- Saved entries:
— Begin —

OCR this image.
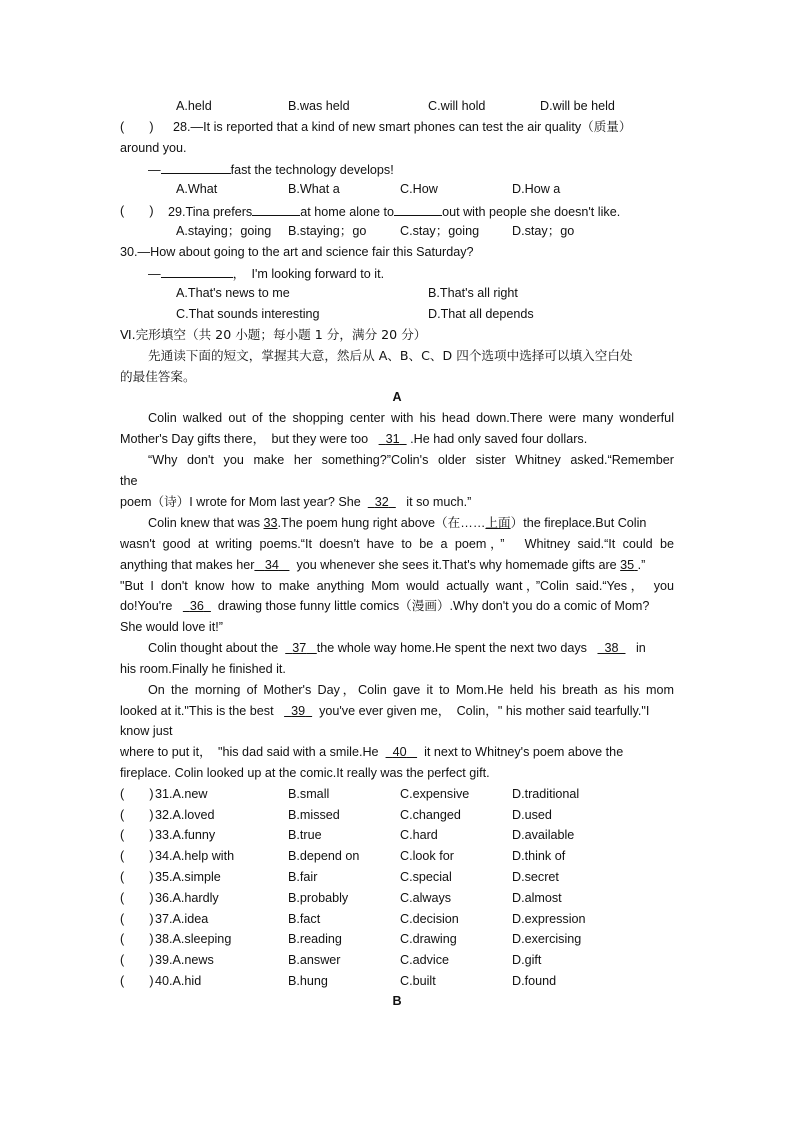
A.held	B.was held	C.will hold	D.will be held
(　　) 28.—It is reported that a kind of new smart phones can test the air quality（质量）
around you.
—	fast the technology develops!
A.What	B.What a	C.How	D.How a
(　　) 29.Tina prefers	at home alone to	out with people she doesn't like.
A.staying；going B.staying；go	C.stay；going	D.stay；go
30.—How about going to the art and science fair this Saturday?
—	，　I'm looking forward to it.
A.That's news to me	B.That's all right
C.That sounds interesting	D.That all depends
Ⅵ.完形填空（共 20 小题；每小题 1 分，满分 20 分）
先通读下面的短文，掌握其大意，然后从 A、B、C、D 四个选项中选择可以填入空白处
的最佳答案。
A
Colin walked out of the shopping center with his head down.There were many wonderful
Mother's Day gifts there，　but they were too 31 .He had only saved four dollars.
“Why don't you make her something?”Colin's older sister Whitney asked.“Remember
the
poem（诗）I wrote for Mom last year? She 32 it so much.”
Colin knew that was 33.The poem hung right above（在……上面）the fireplace.But Colin
wasn't good at writing poems.“It doesn't have to be a poem，”　Whitney said.“It could be
anything that makes her 34 you whenever she sees it.That's why homemade gifts are 35 .”
"But I don't know how to make anything Mom would actually want，”Colin said.“Yes， you
do!You're 36 drawing those funny little comics（漫画）.Why don't you do a comic of Mom?
She would love it!”
Colin thought about the 37 the whole way home.He spent the next two days 38 in
his room.Finally he finished it.
On the morning of Mother's Day，Colin gave it to Mom.He held his breath as his mom
looked at it."This is the best 39 you've ever given me，　Colin，" his mother said tearfully."I
know just
where to put it，　"his dad said with a smile.He 40 it next to Whitney's poem above the
fireplace. Colin looked up at the comic.It really was the perfect gift.
(　　) 31.A.new	B.small	C.expensive	D.traditional
(　　) 32.A.loved	B.missed	C.changed	D.used
(　　) 33.A.funny	B.true	C.hard	D.available
(　　) 34.A.help with	B.depend on	C.look for	D.think of
(　　) 35.A.simple	B.fair	C.special	D.secret
(　　) 36.A.hardly	B.probably	C.always	D.almost
(　　) 37.A.idea	B.fact	C.decision	D.expression
(　　) 38.A.sleeping	B.reading	C.drawing	D.exercising
(　　) 39.A.news	B.answer	C.advice	D.gift
(　　) 40.A.hid	B.hung	C.built	D.found
B
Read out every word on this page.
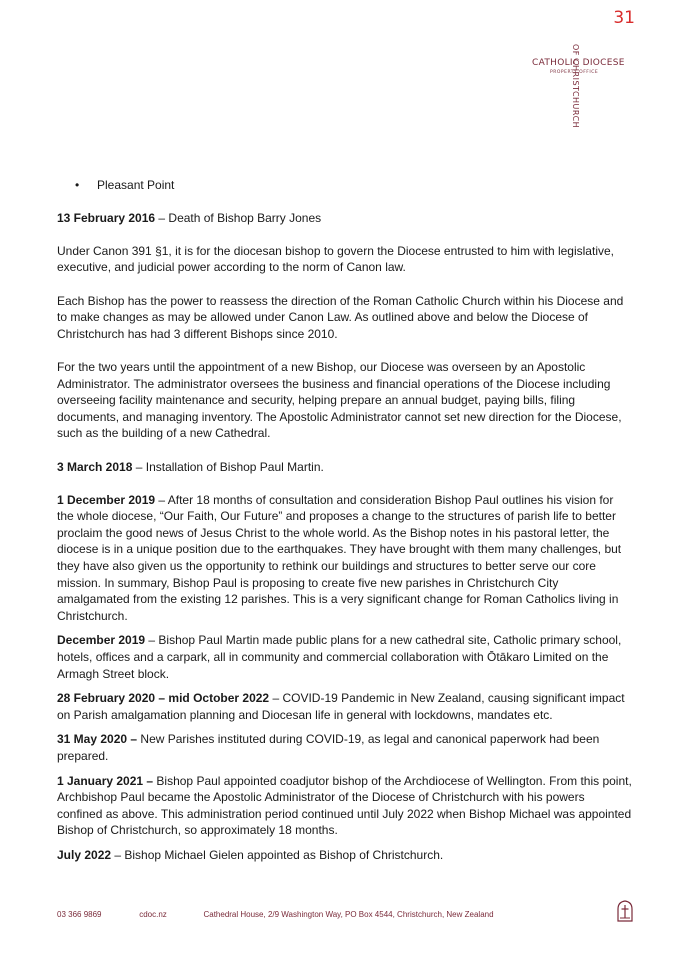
31
CATHOLIC DIOCESE
PROPERTY OFFICE
OF CHRISTCHURCH
•	Pleasant Point

13 February 2016 – Death of Bishop Barry Jones

Under Canon 391 §1, it is for the diocesan bishop to govern the Diocese entrusted to him with legislative, executive, and judicial power according to the norm of Canon law.

Each Bishop has the power to reassess the direction of the Roman Catholic Church within his Diocese and to make changes as may be allowed under Canon Law. As outlined above and below the Diocese of Christchurch has had 3 different Bishops since 2010.

For the two years until the appointment of a new Bishop, our Diocese was overseen by an Apostolic Administrator. The administrator oversees the business and financial operations of the Diocese including overseeing facility maintenance and security, helping prepare an annual budget, paying bills, filing documents, and managing inventory. The Apostolic Administrator cannot set new direction for the Diocese, such as the building of a new Cathedral.

3 March 2018 – Installation of Bishop Paul Martin.

1 December 2019 – After 18 months of consultation and consideration Bishop Paul outlines his vision for the whole diocese, “Our Faith, Our Future” and proposes a change to the structures of parish life to better proclaim the good news of Jesus Christ to the whole world. As the Bishop notes in his pastoral letter, the diocese is in a unique position due to the earthquakes. They have brought with them many challenges, but they have also given us the opportunity to rethink our buildings and structures to better serve our core mission. In summary, Bishop Paul is proposing to create five new parishes in Christchurch City amalgamated from the existing 12 parishes. This is a very significant change for Roman Catholics living in Christchurch.

December 2019 – Bishop Paul Martin made public plans for a new cathedral site, Catholic primary school, hotels, offices and a carpark, all in community and commercial collaboration with Ōtākaro Limited on the Armagh Street block.

28 February 2020 – mid October 2022 – COVID-19 Pandemic in New Zealand, causing significant impact on Parish amalgamation planning and Diocesan life in general with lockdowns, mandates etc.

31 May 2020 – New Parishes instituted during COVID-19, as legal and canonical paperwork had been prepared.

1 January 2021 – Bishop Paul appointed coadjutor bishop of the Archdiocese of Wellington. From this point, Archbishop Paul became the Apostolic Administrator of the Diocese of Christchurch with his powers confined as above. This administration period continued until July 2022 when Bishop Michael was appointed Bishop of Christchurch, so approximately 18 months.

July 2022 – Bishop Michael Gielen appointed as Bishop of Christchurch.

03 366 9869	cdoc.nz	Cathedral House, 2/9 Washington Way, PO Box 4544, Christchurch, New Zealand
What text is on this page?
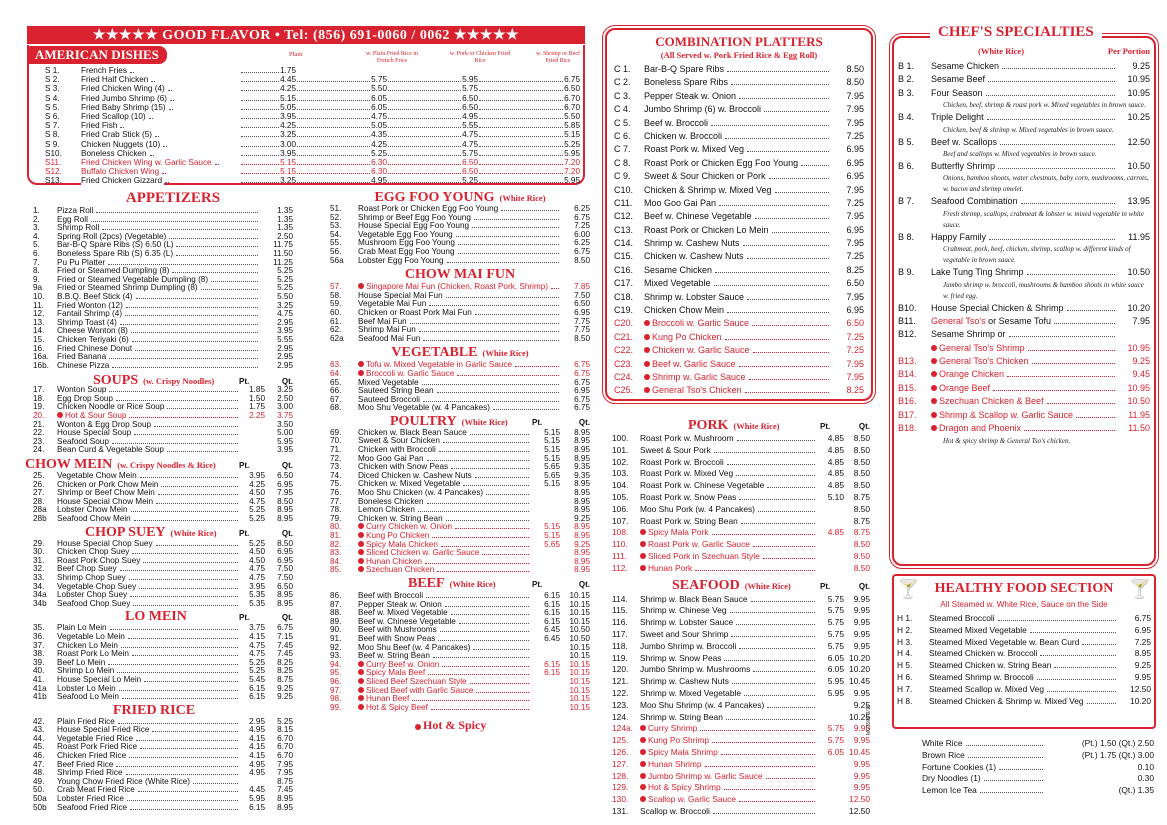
★★★★★ GOOD FLAVOR • Tel: (856) 691-0060 / 0062 ★★★★★
AMERICAN DISHES	Plain	w. Plain Fried Rice in French Fries
w. Pork or Chicken Fried Rice
w. Shrimp or Beef Fried Rice
S 1.	French Fries	1.75
S 2.	Fried Half Chicken	4.45	5.75	5.95	6.75
S 3.	Fried Chicken Wing (4)	4.25	5.50	5.75	6.50
S 4.	Fried Jumbo Shrimp (6)	5.15	6.05	6.50	6.70
S 5.	Fried Baby Shrimp (15)	5.05	6.05	6.50	6.70
S 6.	Fried Scallop (10)	3.95	4.75	4.95	5.50
S 7.	Fried Fish	4.25	5.05	5.55	5.85
S 8.	Fried Crab Stick (5)	3.25	4.35	4.75	5.15
S 9.	Chicken Nuggets (10)	3.00	4.25	4.75	5.25
S10.	Boneless Chicken	3.95	5.25	5.75	5.95
S11.	Fried Chicken Wing w. Garlic Sauce	5.15	6.30	6.50	7.20
S12.	Buffalo Chicken Wing	5.15	6.30	6.50	7.20
S13.	Fried Chicken Gizzard	3.25	4.95	5.25	5.95
APPETIZERS
1.	Pizza Roll	1.35
2.	Egg Roll	1.35
3.	Shrimp Roll	1.35
4.	Spring Roll (2pcs) (Vegetable)	2.50
5.	Bar-B-Q Spare Ribs (S) 6.50 (L)	11.75
6.	Boneless Spare Rib (S) 6.35 (L)	11.50
7.	Pu Pu Platter	11.25
8.	Fried or Steamed Dumpling (8)	5.25
9.	Fried or Steamed Vegetable Dumpling (8)	5.25
9a	Fried or Steamed Shrimp Dumpling (8)	5.25
10.	B.B.Q. Beef Stick (4)	5.50
11.	Fried Wonton (12)	3.25
12.	Fantail Shrimp (4)	4.75
13.	Shrimp Toast (4)	2.95
14.	Cheese Wonton (8)	3.95
15.	Chicken Teriyaki (6)	5.55
16.	Fried Chinese Donut	2.95
16a. Fried Banana	2.95
16b. Chinese Pizza	2.95
SOUPS (w. Crispy Noodles)	Pt.	Qt.
17.	Wonton Soup	1.85	3.25
18.	Egg Drop Soup	1.50	2.50
19.	Chicken Noodle or Rice Soup	1.75	3.00
20.	Hot & Sour Soup	2.25	3.75
21.	Wonton & Egg Drop Soup	3.50
22.	House Special Soup	5.00
23.	Seafood Soup	5.95
24.	Bean Curd & Vegetable Soup	3.95
CHOW MEIN (w. Crispy Noodles & Rice)	Pt.	Qt.
25.	Vegetable Chow Mein	3.95	6.50
26.	Chicken or Pork Chow Mein	4.25	6.95
27.	Shrimp or Beef Chow Mein	4.50	7.95
28.	House Special Chow Mein	4.75	8.50
28a	Lobster Chow Mein	5.25	8.95
28b	Seafood Chow Mein	5.25	8.95
CHOP SUEY (White Rice)	Pt.	Qt.
29.	House Special Chop Suey	5.25	8.50
30.	Chicken Chop Suey	4.50	6.95
31.	Roast Pork Chop Suey	4.50	6.95
32.	Beef Chop Suey	4.75	7.50
33.	Shrimp Chop Suey	4.75	7.50
34.	Vegetable Chop Suey	3.95	6.50
34a	Lobster Chop Suey	5.35	8.95
34b	Seafood Chop Suey	5.35	8.95
LO MEIN	Pt.	Qt.
35.	Plain Lo Mein	3.75	6.75
36.	Vegetable Lo Mein	4.15	7.15
37.	Chicken Lo Mein	4.75	7.45
38.	Roast Pork Lo Mein	4.75	7.45
39.	Beef Lo Mein	5.25	8.25
40.	Shrimp Lo Mein	5.25	8.25
41.	House Special Lo Mein	5.45	8.75
41a	Lobster Lo Mein	6.15	9.25
41b	Seafood Lo Mein	6.15	9.25
FRIED RICE
42.	Plain Fried Rice	2.95	5.25
43.	House Special Fried Rice	4.95	8.15
44.	Vegetable Fried Rice	4.15	6.70
45.	Roast Pork Fried Rice	4.15	6.70
46.	Chicken Fried Rice	4.15	6.70
47.	Beef Fried Rice	4.95	7.95
48.	Shrimp Fried Rice	4.95	7.95
49.	Young Chow Fried Rice (White Rice)	8.75
50.	Crab Meat Fried Rice	4.45	7.45
50a	Lobster Fried Rice	5.95	8.95
50b	Seafood Fried Rice	6.15	8.95
EGG FOO YOUNG (White Rice)
51.	Roast Pork or Chicken Egg Foo Young	6.25
52.	Shrimp or Beef Egg Foo Young	6.75
53.	House Special Egg Foo Young	7.25
54.	Vegetable Egg Foo Young	6.00
55.	Mushroom Egg Foo Young	6.25
56.	Crab Meat Egg Foo Young	6.75
56a	Lobster Egg Foo Young	8.50
CHOW MAI FUN
57.	Singapore Mai Fun (Chicken, Roast Pork, Shrimp)	7.85
58.	House Special Mai Fun	7.50
59.	Vegetable Mai Fun	6.50
60.	Chicken or Roast Pork Mai Fun	6.95
61.	Beef Mai Fun	7.75
62.	Shrimp Mai Fun	7.75
62a	Seafood Mai Fun	8.50
VEGETABLE (White Rice)
63.	Tofu w. Mixed Vegetable in Garlic Sauce	6.75
64.	Broccoli w. Garlic Sauce	6.75
65.	Mixed Vegetable	6.75
66.	Sauteed String Bean	6.95
67.	Sauteed Broccoli	6.75
68.	Moo Shu Vegetable (w. 4 Pancakes)	6.75
POULTRY (White Rice)	Pt.	Qt.
69.	Chicken w. Black Bean Sauce	5.15	8.95
70.	Sweet & Sour Chicken	5.15	8.95
71.	Chicken with Broccoli	5.15	8.95
72.	Moo Goo Gai Pan	5.15	8.95
73.	Chicken with Snow Peas	5.65	9.35
74.	Diced Chicken w. Cashew Nuts	5.65	9.35
75.	Chicken w. Mixed Vegetable	5.15	8.95
76.	Moo Shu Chicken (w. 4 Pancakes)	8.95
77.	Boneless Chicken	8.95
78.	Lemon Chicken	8.95
79.	Chicken w. String Bean	9.25
80.	Curry Chicken w. Onion	5.15	8.95
81.	Kung Po Chicken	5.15	8.95
82.	Spicy Mala Chicken	5.65	9.25
83.	Sliced Chicken w. Garlic Sauce	8.95
84.	Hunan Chicken	8.95
85.	Szechuan Chicken	8.95
BEEF (White Rice)	Pt.	Qt.
86.	Beef with Broccoli	6.15	10.15
87.	Pepper Steak w. Onion	6.15	10.15
88.	Beef w. Mixed Vegetable	6.15	10.15
89.	Beef w. Chinese Vegetable	6.15	10.15
90.	Beef with Mushrooms	6.45	10.50
91.	Beef with Snow Peas	6.45	10.50
92.	Moo Shu Beef (w. 4 Pancakes)	10.15
93.	Beef w. String Bean	10.15
94.	Curry Beef w. Onion	6.15	10.15
95.	Spicy Mala Beef	6.15	10.15
96.	Sliced Beef Szechuan Style	10.15
97.	Sliced Beef with Garlic Sauce	10.15
98.	Hunan Beef	10.15
99.	Hot & Spicy Beef	10.15
Hot & Spicy
COMBINATION PLATTERS
(All Served w. Pork Fried Rice & Egg Roll)
C 1.	Bar-B-Q Spare Ribs	8.50
C 2.	Boneless Spare Ribs	8.50
C 3.	Pepper Steak w. Onion	7.95
C 4.	Jumbo Shrimp (6) w. Broccoli	7.95
C 5.	Beef w. Broccoli	7.95
C 6.	Chicken w. Broccoli	7.25
C 7.	Roast Pork w. Mixed Veg	6.95
C 8.	Roast Pork or Chicken Egg Foo Young	6.95
C 9.	Sweet & Sour Chicken or Pork	6.95
C10.	Chicken & Shrimp w. Mixed Veg	7.95
C11.	Moo Goo Gai Pan	7.25
C12.	Beef w. Chinese Vegetable	7.95
C13.	Roast Pork or Chicken Lo Mein	6.95
C14.	Shrimp w. Cashew Nuts	7.95
C15.	Chicken w. Cashew Nuts	7.25
C16.	Sesame Chicken	8.25
C17.	Mixed Vegetable	6.50
C18.	Shrimp w. Lobster Sauce	7.95
C19.	Chicken Chow Mein	6.95
C20.	Broccoli w. Garlic Sauce	6.50
C21.	Kung Po Chicken	7.25
C22.	Chicken w. Garlic Sauce	7.25
C23.	Beef w. Garlic Sauce	7.95
C24.	Shrimp w. Garlic Sauce	7.95
C25.	General Tso's Chicken	8.25
PORK (White Rice)	Pt.	Qt.
100.	Roast Pork w. Mushroom	4.85	8.50
101.	Sweet & Sour Pork	4.85	8.50
102.	Roast Pork w. Broccoli	4.85	8.50
103.	Roast Pork w. Mixed Veg	4.85	8.50
104.	Roast Pork w. Chinese Vegetable	4.85	8.50
105.	Roast Pork w. Snow Peas	5.10	8.75
106.	Moo Shu Pork (w. 4 Pancakes)	8.50
107.	Roast Pork w. String Bean	8.75
108.	Spicy Mala Pork	4.85	8.75
110.	Roast Pork w. Garlic Sauce	8.50
111.	Sliced Pork in Szechuan Style	8.50
112.	Hunan Pork	8.50
SEAFOOD (White Rice)	Pt.	Qt.
114.	Shrimp w. Black Bean Sauce	5.75	9.95
115.	Shrimp w. Chinese Veg	5.75	9.95
116.	Shrimp w. Lobster Sauce	5.75	9.95
117.	Sweet and Sour Shrimp	5.75	9.95
118.	Jumbo Shrimp w. Broccoli	5.75	9.95
119.	Shrimp w. Snow Peas	6.05 10.20
120.	Jumbo Shrimp w. Mushrooms	6.05 10.20
121.	Shrimp w. Cashew Nuts	5.95 10.45
122.	Shrimp w. Mixed Vegetable	5.95	9.95
123.	Moo Shu Shrimp (w. 4 Pancakes)	9.25
124.	Shrimp w. String Bean	10.25
124a.	Curry Shrimp	5.75	9.95
125.	Kung Po Shrimp	5.75	9.95
126.	Spicy Mala Shrimp	6.05 10.45
127.	Hunan Shrimp	9.95
128.	Jumbo Shrimp w. Garlic Sauce	9.95
129.	Hot & Spicy Shrimp	9.95
130.	Scallop w. Garlic Sauce	12.50
131.	Scallop w. Broccoli	12.50
MG3909 9/16
CHEF'S SPECIALTIES
(White Rice)	Per Portion
B 1.	Sesame Chicken	9.25
B 2.	Sesame Beef	10.95
B 3.	Four Season	10.95
Chicken, beef, shrimp & roast pork w. Mixed vegetables in brown sauce.
B 4.	Triple Delight	10.25
Chicken, beef & shrimp w. Mixed vegetables in brown sauce.
B 5.	Beef w. Scallops	12.50
Beef and scallops w. Mixed vegetables in brown sauce.
B 6.	Butterfly Shrimp	10.50
Onions, bamboo shoots, water chestnuts, baby corn, mushrooms, carrots, w. bacon and shrimp omelet.
B 7.	Seafood Combination	13.95
Fresh shrimp, scallops, crabmeat & lobster w. mixed vegetable in white sauce.
B 8.	Happy Family	11.95
Crabmeat, pork, beef, chicken, shrimp, scallop w. different kinds of vegetable in brown sauce.
B 9.	Lake Tung Ting Shrimp	10.50
Jumbo shrimp w. broccoli, mushrooms & bamboo shoots in white sauce w. fried egg.
B10.	House Special Chicken & Shrimp	10.20
B11.	General Tso's or Sesame Tofu	7.95
B12.	Sesame Shrimp or
General Tso's Shrimp	10.95
B13.	General Tso's Chicken	9.25
B14.	Orange Chicken	9.45
B15.	Orange Beef	10.95
B16.	Szechuan Chicken & Beef	10.50
B17.	Shrimp & Scallop w. Garlic Sauce	11.95
B18.	Dragon and Phoenix	11.50
Hot & spicy shrimp & General Tso's chicken.
🍸 HEALTHY FOOD SECTION 🍸
All Steamed w. White Rice, Sauce on the Side
H 1.	Steamed Broccoli	6.75
H 2.	Steamed Mixed Vegetable	6.95
H 3.	Steamed Mixed Vegetable w. Bean Curd	7.25
H 4.	Steamed Chicken w. Broccoli	8.95
H 5.	Steamed Chicken w. String Bean	9.25
H 6.	Steamed Shrimp w. Broccoli	9.95
H 7.	Steamed Scallop w. Mixed Veg	12.50
H 8.	Steamed Chicken & Shrimp w. Mixed Veg	10.20
White Rice	(Pt.) 1.50 (Qt.) 2.50
Brown Rice	(Pt.) 1.75 (Qt.) 3.00
Fortune Cookies (1)	0.10
Dry Noodles (1)	0.30
Lemon Ice Tea	(Qt.) 1.35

— End —

- What is expected:
Pull out and copy each line containing the string "Roll".

- Written answer:
1.	Pizza Roll	1.35
2.	Egg Roll	1.35
3.	Shrimp Roll	1.35
4.	Spring Roll (2pcs) (Vegetable)	2.50
(All Served w. Pork Fried Rice & Egg Roll)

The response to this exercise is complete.